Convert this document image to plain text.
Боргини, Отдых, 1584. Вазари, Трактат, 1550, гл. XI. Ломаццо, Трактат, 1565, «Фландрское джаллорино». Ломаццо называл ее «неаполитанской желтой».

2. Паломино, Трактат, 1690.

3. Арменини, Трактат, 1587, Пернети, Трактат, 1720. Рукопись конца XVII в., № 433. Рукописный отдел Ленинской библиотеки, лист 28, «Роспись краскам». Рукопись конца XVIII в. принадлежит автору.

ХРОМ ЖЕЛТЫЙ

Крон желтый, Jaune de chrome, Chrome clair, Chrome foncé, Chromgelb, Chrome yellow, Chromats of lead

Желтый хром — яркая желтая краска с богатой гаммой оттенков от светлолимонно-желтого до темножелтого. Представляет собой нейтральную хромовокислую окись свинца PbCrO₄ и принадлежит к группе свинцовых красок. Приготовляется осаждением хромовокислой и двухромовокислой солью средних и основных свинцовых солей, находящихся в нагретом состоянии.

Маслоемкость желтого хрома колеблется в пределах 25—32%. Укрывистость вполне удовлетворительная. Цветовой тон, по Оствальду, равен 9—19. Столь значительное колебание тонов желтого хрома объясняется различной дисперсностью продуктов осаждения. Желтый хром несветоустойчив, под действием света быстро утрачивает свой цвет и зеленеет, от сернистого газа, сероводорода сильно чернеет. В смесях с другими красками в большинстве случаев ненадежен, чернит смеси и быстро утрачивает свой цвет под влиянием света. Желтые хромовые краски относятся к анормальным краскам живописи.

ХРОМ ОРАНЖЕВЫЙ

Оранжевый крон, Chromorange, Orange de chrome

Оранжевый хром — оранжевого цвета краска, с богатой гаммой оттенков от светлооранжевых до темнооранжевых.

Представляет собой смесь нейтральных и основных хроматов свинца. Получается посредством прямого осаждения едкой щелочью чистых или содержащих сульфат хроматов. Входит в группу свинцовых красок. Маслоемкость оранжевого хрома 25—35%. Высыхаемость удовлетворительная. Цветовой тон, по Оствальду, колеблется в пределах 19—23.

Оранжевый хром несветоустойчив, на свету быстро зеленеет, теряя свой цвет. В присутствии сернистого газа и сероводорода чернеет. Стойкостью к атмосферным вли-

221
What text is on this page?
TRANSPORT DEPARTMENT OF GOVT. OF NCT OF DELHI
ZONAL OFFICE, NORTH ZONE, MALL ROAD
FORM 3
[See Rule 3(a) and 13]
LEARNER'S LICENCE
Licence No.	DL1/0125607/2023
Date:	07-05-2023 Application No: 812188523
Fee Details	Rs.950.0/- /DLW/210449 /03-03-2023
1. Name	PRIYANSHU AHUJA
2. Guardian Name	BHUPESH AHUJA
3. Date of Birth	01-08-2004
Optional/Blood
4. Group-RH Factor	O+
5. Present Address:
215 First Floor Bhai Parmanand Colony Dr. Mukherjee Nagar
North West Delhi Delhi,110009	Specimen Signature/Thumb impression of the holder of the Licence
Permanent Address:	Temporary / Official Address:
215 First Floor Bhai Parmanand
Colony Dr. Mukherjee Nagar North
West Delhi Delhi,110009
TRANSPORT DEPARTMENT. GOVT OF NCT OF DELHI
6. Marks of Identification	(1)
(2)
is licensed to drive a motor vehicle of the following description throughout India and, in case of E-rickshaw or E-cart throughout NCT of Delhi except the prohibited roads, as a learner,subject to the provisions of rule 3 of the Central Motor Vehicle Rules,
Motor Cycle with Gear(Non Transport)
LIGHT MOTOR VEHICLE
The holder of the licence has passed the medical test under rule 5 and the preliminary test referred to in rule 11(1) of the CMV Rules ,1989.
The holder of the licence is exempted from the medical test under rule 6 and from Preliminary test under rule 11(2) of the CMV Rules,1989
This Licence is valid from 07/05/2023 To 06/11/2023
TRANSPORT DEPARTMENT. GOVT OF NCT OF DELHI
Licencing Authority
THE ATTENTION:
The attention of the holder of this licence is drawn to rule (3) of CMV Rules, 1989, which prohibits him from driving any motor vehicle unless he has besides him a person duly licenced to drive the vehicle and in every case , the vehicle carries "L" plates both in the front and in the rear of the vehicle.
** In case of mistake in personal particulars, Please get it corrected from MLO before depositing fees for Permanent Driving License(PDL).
^^^^
WORK TO DO ▸
Every line above should be printed again exactly as it stands.

FINISHED ANSWER ▸
Convert this document image to plain text.
Боргини, Отдых, 1584. Вазари, Трактат, 1550, гл. XI. Ломаццо, Трактат, 1565, «Фландрское джаллорино». Ломаццо называл ее «неаполитанской желтой».

2. Паломино, Трактат, 1690.

3. Арменини, Трактат, 1587, Пернети, Трактат, 1720. Рукопись конца XVII в., № 433. Рукописный отдел Ленинской библиотеки, лист 28, «Роспись краскам». Рукопись конца XVIII в. принадлежит автору.

ХРОМ ЖЕЛТЫЙ

Крон желтый, Jaune de chrome, Chrome clair, Chrome foncé, Chromgelb, Chrome yellow, Chromats of lead

Желтый хром — яркая желтая краска с богатой гаммой оттенков от светлолимонно-желтого до темножелтого. Представляет собой нейтральную хромовокислую окись свинца PbCrO₄ и принадлежит к группе свинцовых красок. Приготовляется осаждением хромовокислой и двухромовокислой солью средних и основных свинцовых солей, находящихся в нагретом состоянии.

Маслоемкость желтого хрома колеблется в пределах 25—32%. Укрывистость вполне удовлетворительная. Цветовой тон, по Оствальду, равен 9—19. Столь значительное колебание тонов желтого хрома объясняется различной дисперсностью продуктов осаждения. Желтый хром несветоустойчив, под действием света быстро утрачивает свой цвет и зеленеет, от сернистого газа, сероводорода сильно чернеет. В смесях с другими красками в большинстве случаев ненадежен, чернит смеси и быстро утрачивает свой цвет под влиянием света. Желтые хромовые краски относятся к анормальным краскам живописи.

ХРОМ ОРАНЖЕВЫЙ

Оранжевый крон, Chromorange, Orange de chrome

Оранжевый хром — оранжевого цвета краска, с богатой гаммой оттенков от светлооранжевых до темнооранжевых.

Представляет собой смесь нейтральных и основных хроматов свинца. Получается посредством прямого осаждения едкой щелочью чистых или содержащих сульфат хроматов. Входит в группу свинцовых красок. Маслоемкость оранжевого хрома 25—35%. Высыхаемость удовлетворительная. Цветовой тон, по Оствальду, колеблется в пределах 19—23.

Оранжевый хром несветоустойчив, на свету быстро зеленеет, теряя свой цвет. В присутствии сернистого газа и сероводорода чернеет. Стойкостью к атмосферным вли-

221
What text is on this page?
TRANSPORT DEPARTMENT OF GOVT. OF NCT OF DELHI
ZONAL OFFICE, NORTH ZONE, MALL ROAD
FORM 3
[See Rule 3(a) and 13]
LEARNER'S LICENCE
Licence No.	DL1/0125607/2023
Date:	07-05-2023 Application No: 812188523
Fee Details	Rs.950.0/- /DLW/210449 /03-03-2023
1. Name	PRIYANSHU AHUJA
2. Guardian Name	BHUPESH AHUJA
3. Date of Birth	01-08-2004
Optional/Blood
4. Group-RH Factor	O+
5. Present Address:
215 First Floor Bhai Parmanand Colony Dr. Mukherjee Nagar
North West Delhi Delhi,110009	Specimen Signature/Thumb impression of the holder of the Licence
Permanent Address:	Temporary / Official Address:
215 First Floor Bhai Parmanand
Colony Dr. Mukherjee Nagar North
West Delhi Delhi,110009
TRANSPORT DEPARTMENT. GOVT OF NCT OF DELHI
6. Marks of Identification	(1)
(2)
is licensed to drive a motor vehicle of the following description throughout India and, in case of E-rickshaw or E-cart throughout NCT of Delhi except the prohibited roads, as a learner,subject to the provisions of rule 3 of the Central Motor Vehicle Rules,
Motor Cycle with Gear(Non Transport)
LIGHT MOTOR VEHICLE
The holder of the licence has passed the medical test under rule 5 and the preliminary test referred to in rule 11(1) of the CMV Rules ,1989.
The holder of the licence is exempted from the medical test under rule 6 and from Preliminary test under rule 11(2) of the CMV Rules,1989
This Licence is valid from 07/05/2023 To 06/11/2023
TRANSPORT DEPARTMENT. GOVT OF NCT OF DELHI
Licencing Authority
THE ATTENTION:
The attention of the holder of this licence is drawn to rule (3) of CMV Rules, 1989, which prohibits him from driving any motor vehicle unless he has besides him a person duly licenced to drive the vehicle and in every case , the vehicle carries "L" plates both in the front and in the rear of the vehicle.
** In case of mistake in personal particulars, Please get it corrected from MLO before depositing fees for Permanent Driving License(PDL).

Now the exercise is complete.